-- START SUPPLIED INFORMATION --

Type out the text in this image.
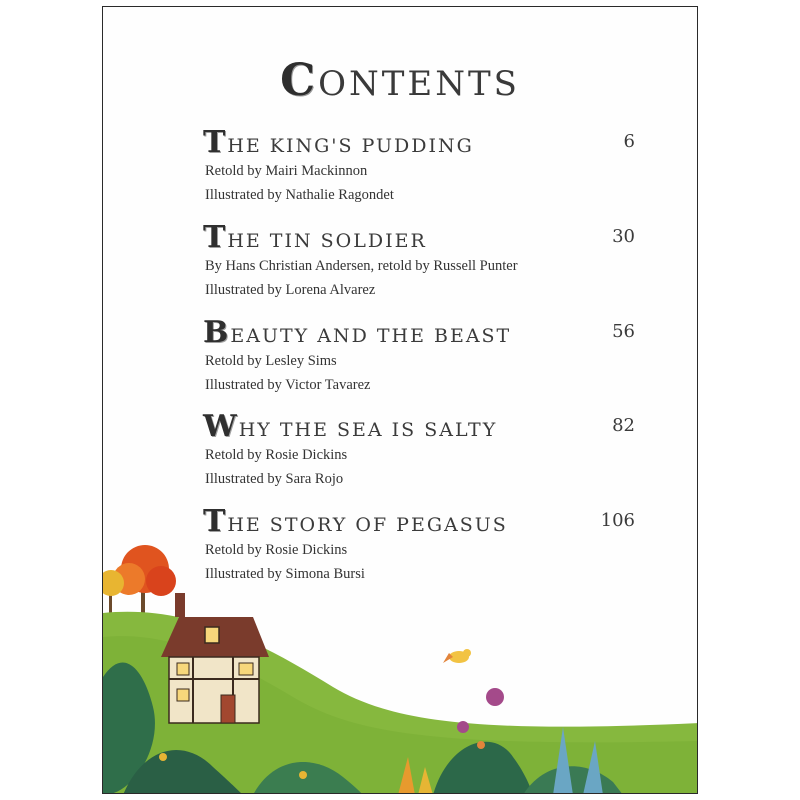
CONTENTS
THE KING'S PUDDING	6
Retold by Mairi Mackinnon
Illustrated by Nathalie Ragondet
THE TIN SOLDIER	30
By Hans Christian Andersen, retold by Russell Punter
Illustrated by Lorena Alvarez
BEAUTY AND THE BEAST	56
Retold by Lesley Sims
Illustrated by Victor Tavarez
WHY THE SEA IS SALTY	82
Retold by Rosie Dickins
Illustrated by Sara Rojo
THE STORY OF PEGASUS	106
Retold by Rosie Dickins
Illustrated by Simona Bursi
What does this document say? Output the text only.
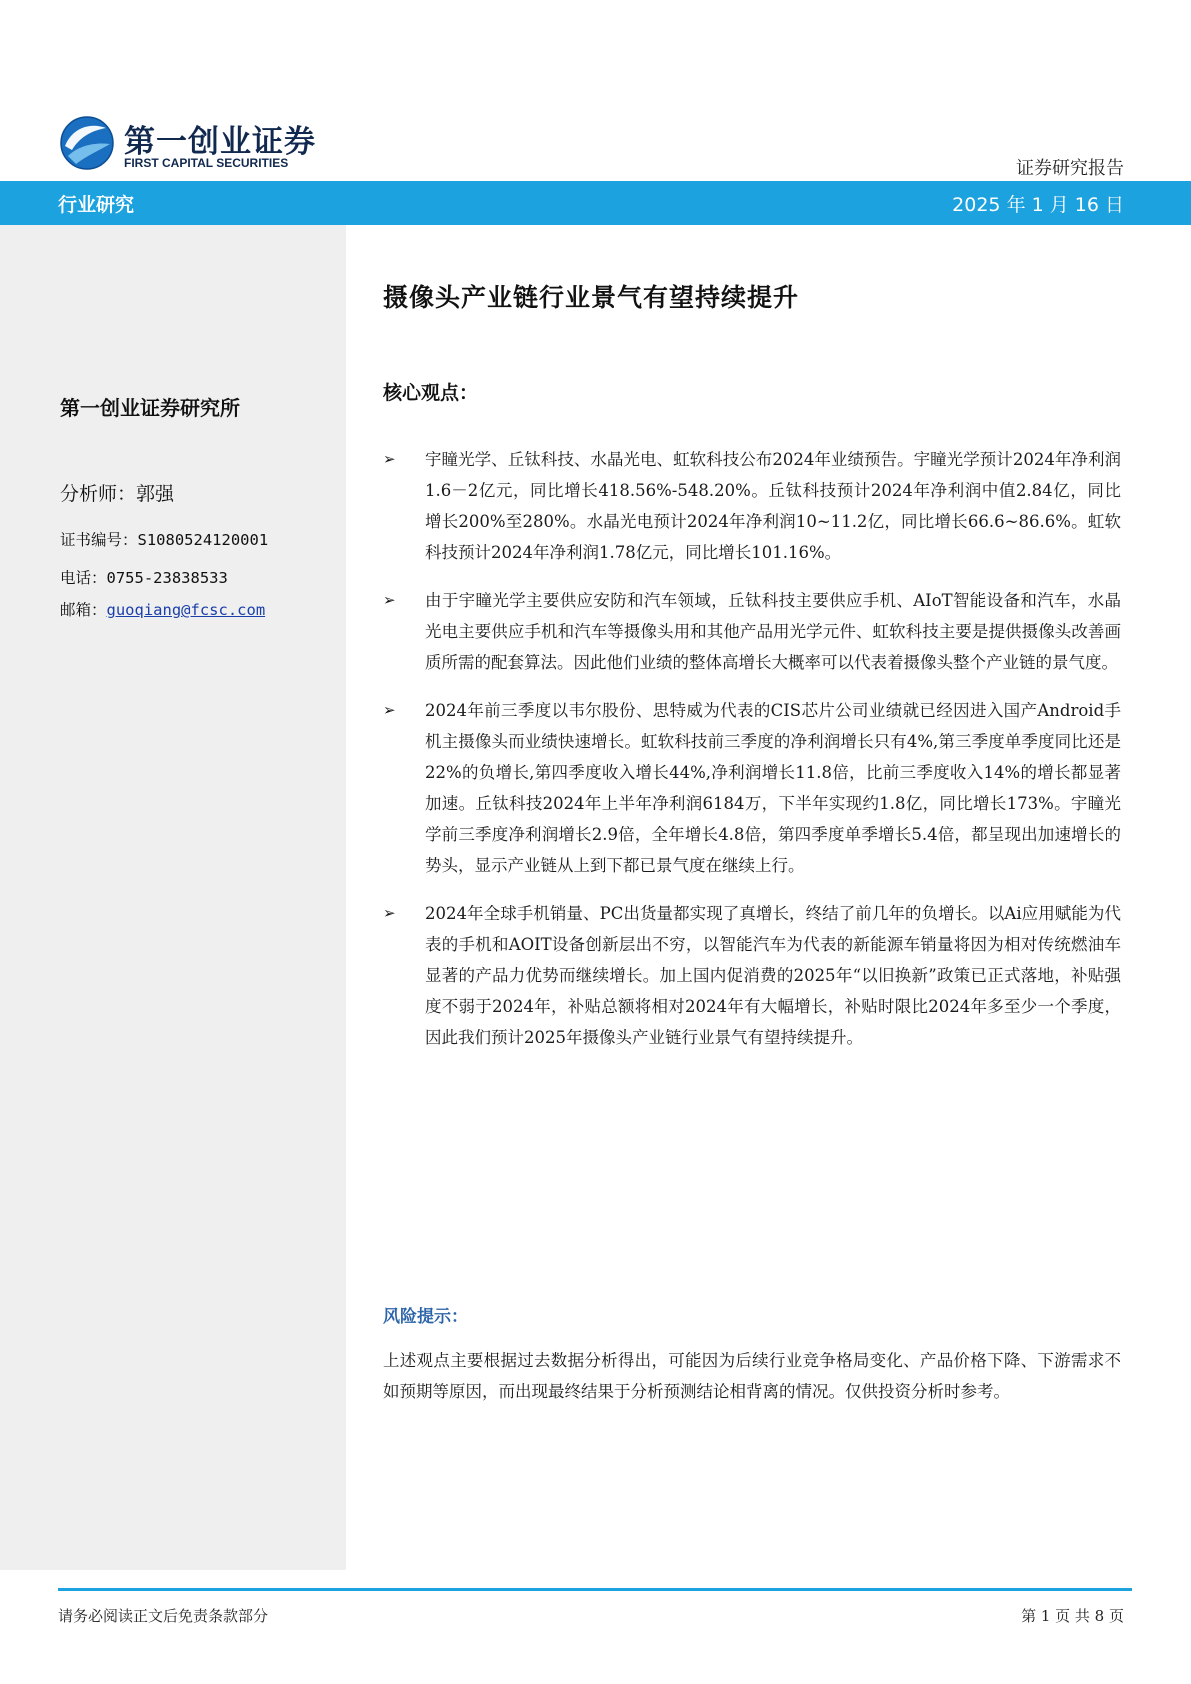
第一创业证券
FIRST CAPITAL SECURITIES	证券研究报告
行业研究	2025 年 1 月 16 日
第一创业证券研究所
分析师：郭强
证书编号：S1080524120001
电话：0755-23838533
邮箱：guoqiang@fcsc.com
摄像头产业链行业景气有望持续提升
核心观点：
➢ 宇瞳光学、丘钛科技、水晶光电、虹软科技公布2024年业绩预告。宇瞳光学预计2024年净利润1.6－2亿元，同比增长418.56%-548.20%。丘钛科技预计2024年净利润中值2.84亿，同比增长200%至280%。水晶光电预计2024年净利润10~11.2亿，同比增长66.6~86.6%。虹软科技预计2024年净利润1.78亿元，同比增长101.16%。
➢ 由于宇瞳光学主要供应安防和汽车领域，丘钛科技主要供应手机、AIoT智能设备和汽车，水晶光电主要供应手机和汽车等摄像头用和其他产品用光学元件、虹软科技主要是提供摄像头改善画质所需的配套算法。因此他们业绩的整体高增长大概率可以代表着摄像头整个产业链的景气度。
➢ 2024年前三季度以韦尔股份、思特威为代表的CIS芯片公司业绩就已经因进入国产Android手机主摄像头而业绩快速增长。虹软科技前三季度的净利润增长只有4%,第三季度单季度同比还是22%的负增长,第四季度收入增长44%,净利润增长11.8倍，比前三季度收入14%的增长都显著加速。丘钛科技2024年上半年净利润6184万，下半年实现约1.8亿，同比增长173%。宇瞳光学前三季度净利润增长2.9倍，全年增长4.8倍，第四季度单季增长5.4倍，都呈现出加速增长的势头，显示产业链从上到下都已景气度在继续上行。
➢ 2024年全球手机销量、PC出货量都实现了真增长，终结了前几年的负增长。以Ai应用赋能为代表的手机和AOIT设备创新层出不穷，以智能汽车为代表的新能源车销量将因为相对传统燃油车显著的产品力优势而继续增长。加上国内促消费的2025年“以旧换新”政策已正式落地，补贴强度不弱于2024年，补贴总额将相对2024年有大幅增长，补贴时限比2024年多至少一个季度，因此我们预计2025年摄像头产业链行业景气有望持续提升。
风险提示：
上述观点主要根据过去数据分析得出，可能因为后续行业竞争格局变化、产品价格下降、下游需求不如预期等原因，而出现最终结果于分析预测结论相背离的情况。仅供投资分析时参考。
请务必阅读正文后免责条款部分	第 1 页 共 8 页
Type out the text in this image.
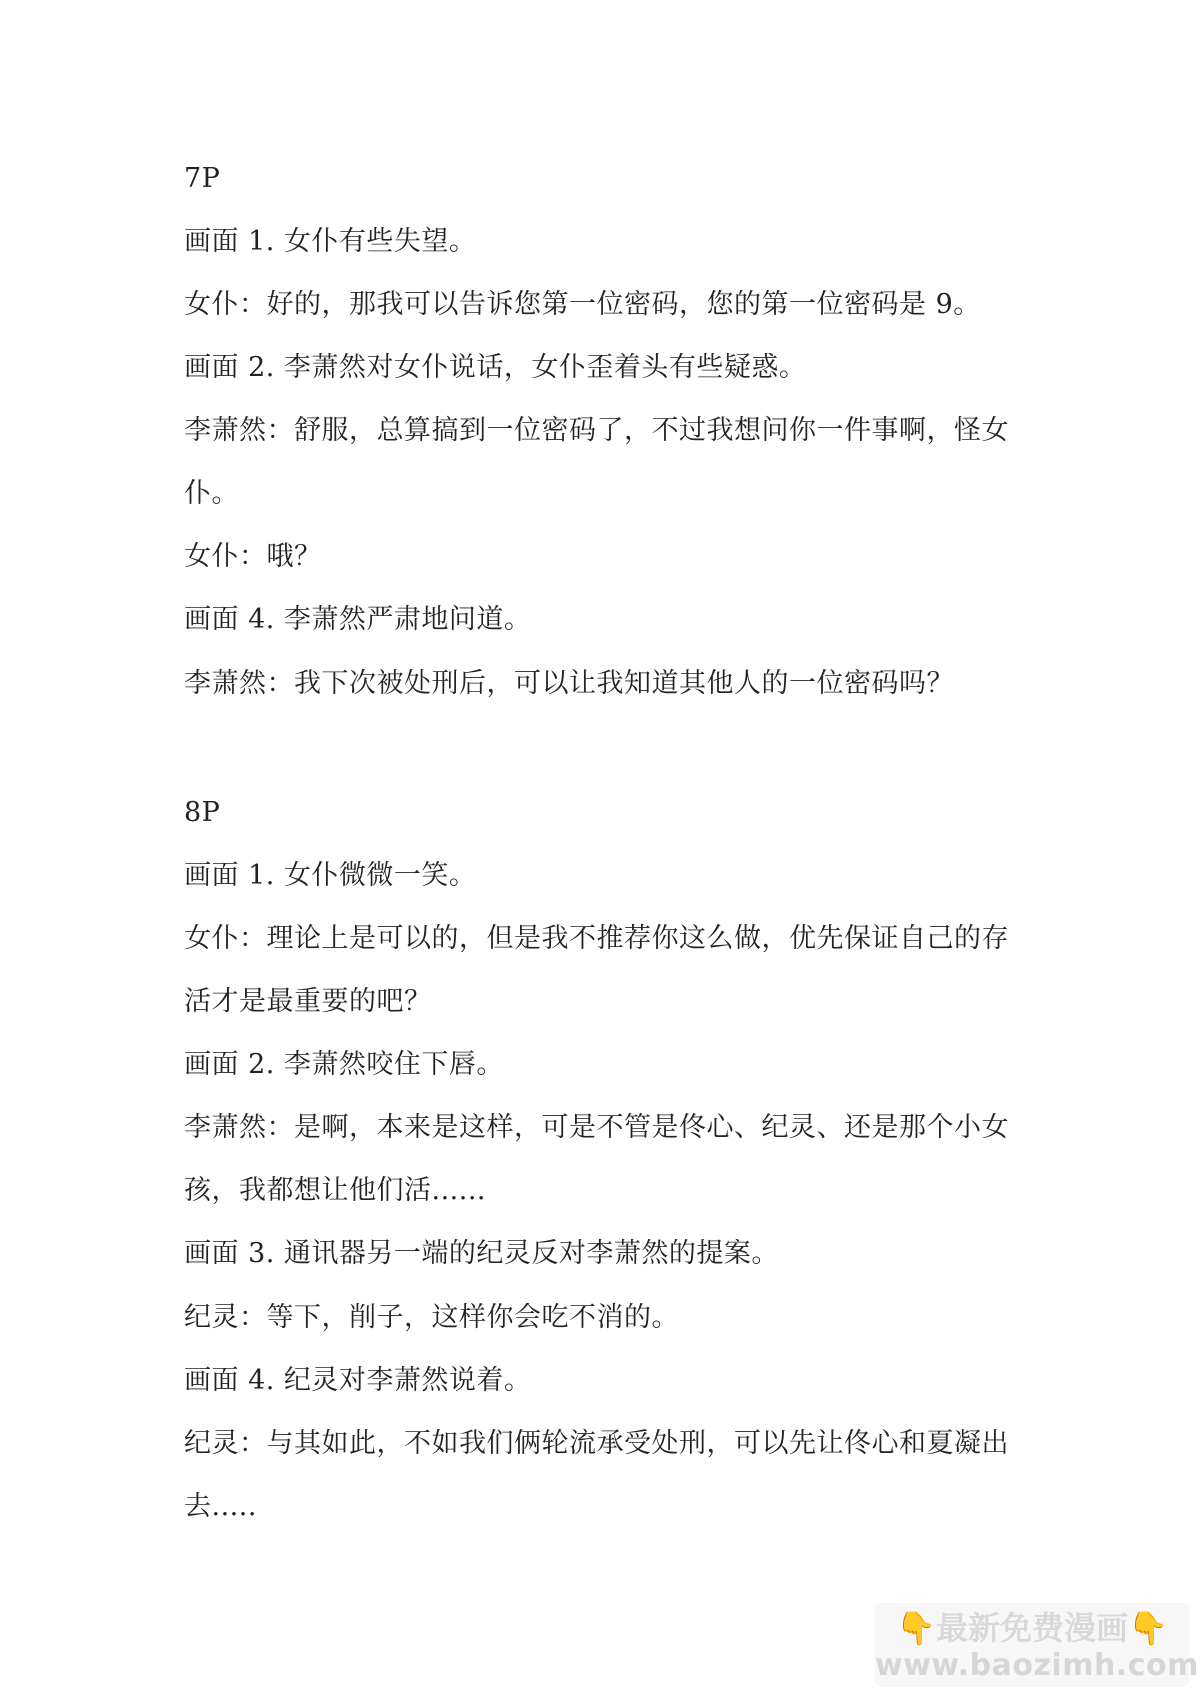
7P
画面 1. 女仆有些失望。
女仆：好的，那我可以告诉您第一位密码，您的第一位密码是 9。
画面 2. 李萧然对女仆说话，女仆歪着头有些疑惑。
李萧然：舒服，总算搞到一位密码了，不过我想问你一件事啊，怪女
仆。
女仆：哦？
画面 4. 李萧然严肃地问道。
李萧然：我下次被处刑后，可以让我知道其他人的一位密码吗？
8P
画面 1. 女仆微微一笑。
女仆：理论上是可以的，但是我不推荐你这么做，优先保证自己的存
活才是最重要的吧？
画面 2. 李萧然咬住下唇。
李萧然：是啊，本来是这样，可是不管是佟心、纪灵、还是那个小女
孩，我都想让他们活......
画面 3. 通讯器另一端的纪灵反对李萧然的提案。
纪灵：等下，削子，这样你会吃不消的。
画面 4. 纪灵对李萧然说着。
纪灵：与其如此，不如我们俩轮流承受处刑，可以先让佟心和夏凝出
去.....
👇最新免费漫画👇
www.baozimh.com
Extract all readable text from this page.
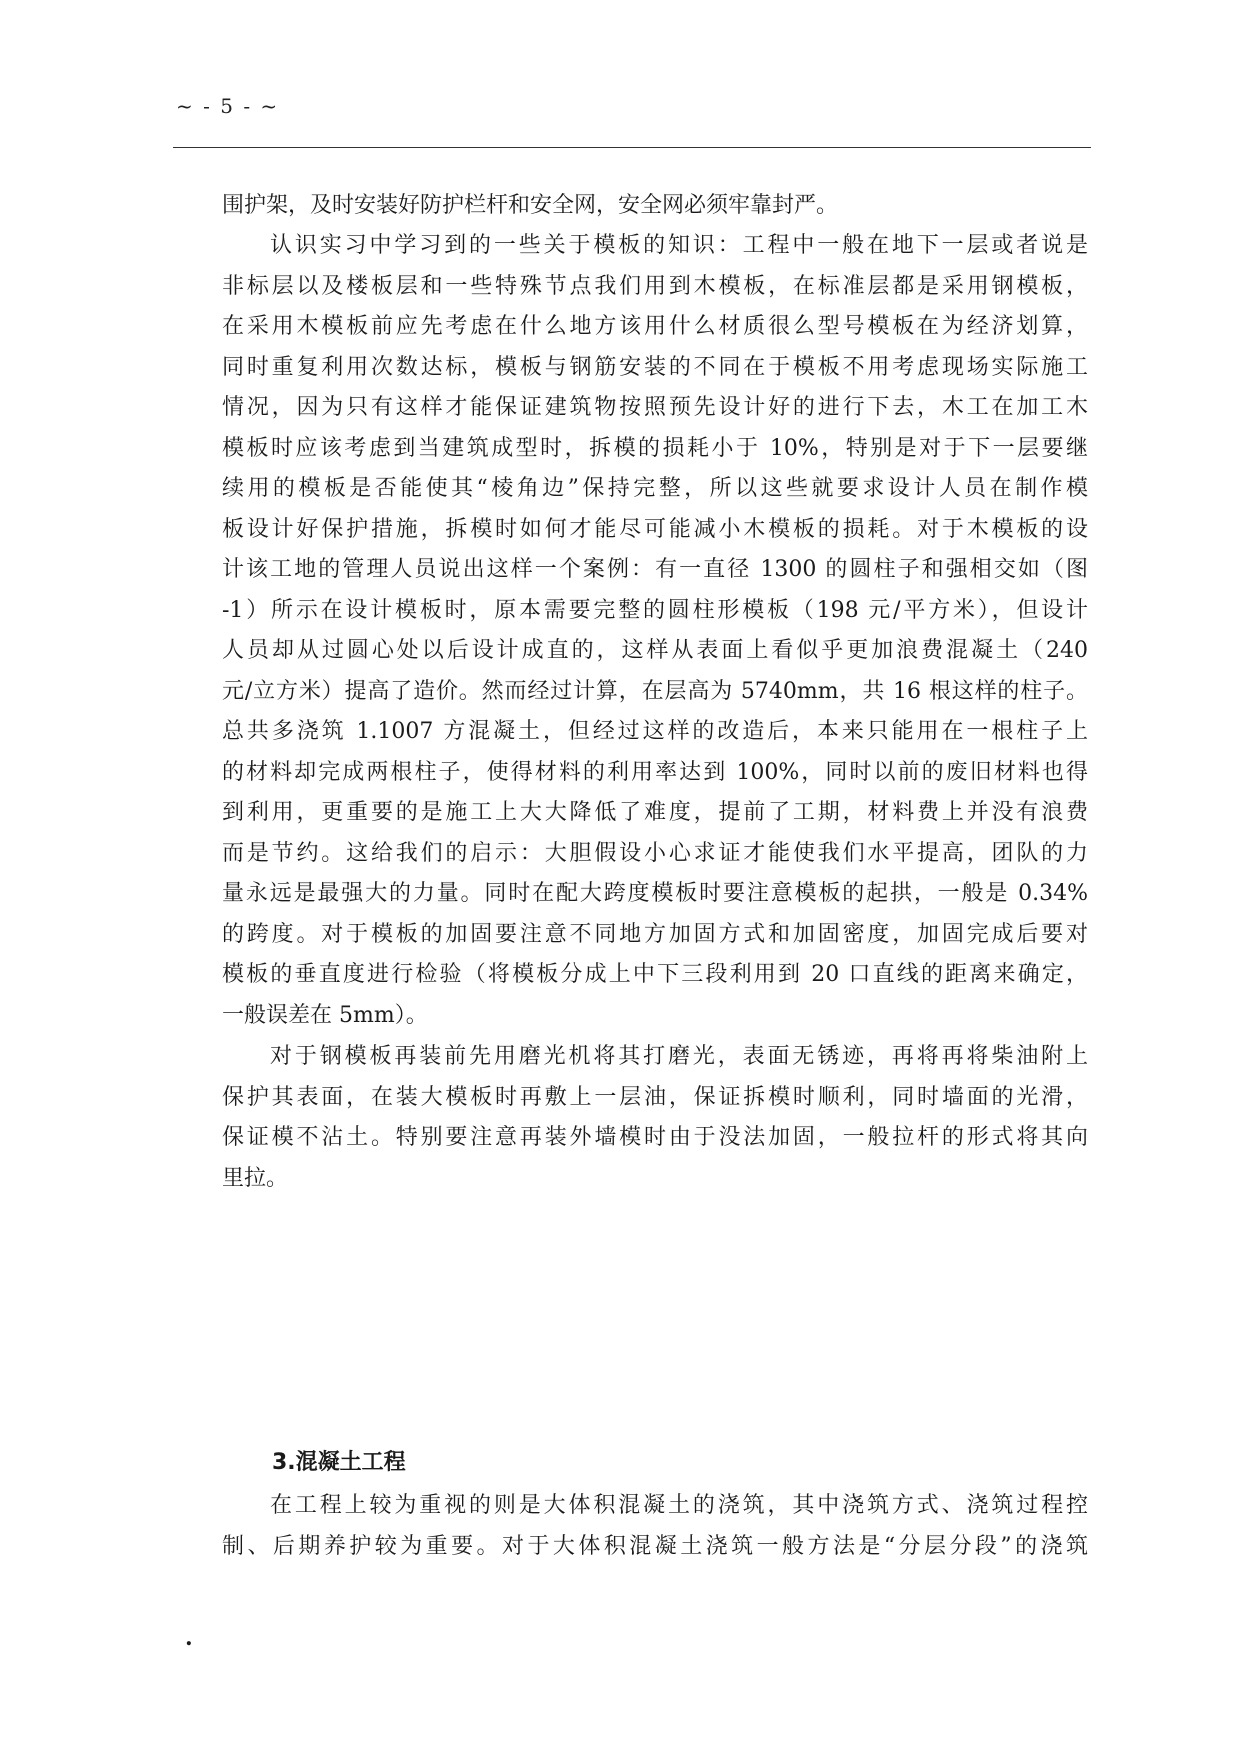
~ - 5 - ~
围护架，及时安装好防护栏杆和安全网，安全网必须牢靠封严。
认识实习中学习到的一些关于模板的知识：工程中一般在地下一层或者说是
非标层以及楼板层和一些特殊节点我们用到木模板，在标准层都是采用钢模板，
在采用木模板前应先考虑在什么地方该用什么材质很么型号模板在为经济划算，
同时重复利用次数达标，模板与钢筋安装的不同在于模板不用考虑现场实际施工
情况，因为只有这样才能保证建筑物按照预先设计好的进行下去，木工在加工木
模板时应该考虑到当建筑成型时，拆模的损耗小于 10%，特别是对于下一层要继
续用的模板是否能使其“棱角边”保持完整，所以这些就要求设计人员在制作模
板设计好保护措施，拆模时如何才能尽可能减小木模板的损耗。对于木模板的设
计该工地的管理人员说出这样一个案例：有一直径 1300 的圆柱子和强相交如（图
-1）所示在设计模板时，原本需要完整的圆柱形模板（198 元/平方米），但设计
人员却从过圆心处以后设计成直的，这样从表面上看似乎更加浪费混凝土（240
元/立方米）提高了造价。然而经过计算，在层高为 5740mm，共 16 根这样的柱子。
总共多浇筑 1.1007 方混凝土，但经过这样的改造后，本来只能用在一根柱子上
的材料却完成两根柱子，使得材料的利用率达到 100%，同时以前的废旧材料也得
到利用，更重要的是施工上大大降低了难度，提前了工期，材料费上并没有浪费
而是节约。这给我们的启示：大胆假设小心求证才能使我们水平提高，团队的力
量永远是最强大的力量。同时在配大跨度模板时要注意模板的起拱，一般是 0.34%
的跨度。对于模板的加固要注意不同地方加固方式和加固密度，加固完成后要对
模板的垂直度进行检验（将模板分成上中下三段利用到 20 口直线的距离来确定，
一般误差在 5mm）。
对于钢模板再装前先用磨光机将其打磨光，表面无锈迹，再将再将柴油附上
保护其表面，在装大模板时再敷上一层油，保证拆模时顺利，同时墙面的光滑，
保证模不沾土。特别要注意再装外墙模时由于没法加固，一般拉杆的形式将其向
里拉。
3.混凝土工程
在工程上较为重视的则是大体积混凝土的浇筑，其中浇筑方式、浇筑过程控
制、后期养护较为重要。对于大体积混凝土浇筑一般方法是“分层分段”的浇筑
.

-- END SUPPLIED INFORMATION --

### [EXERCISE REQUIREMENTS]
Report how many lines of the listing hold the word "this", with nothing but the number.

### [WRITTEN RESPONSE]
4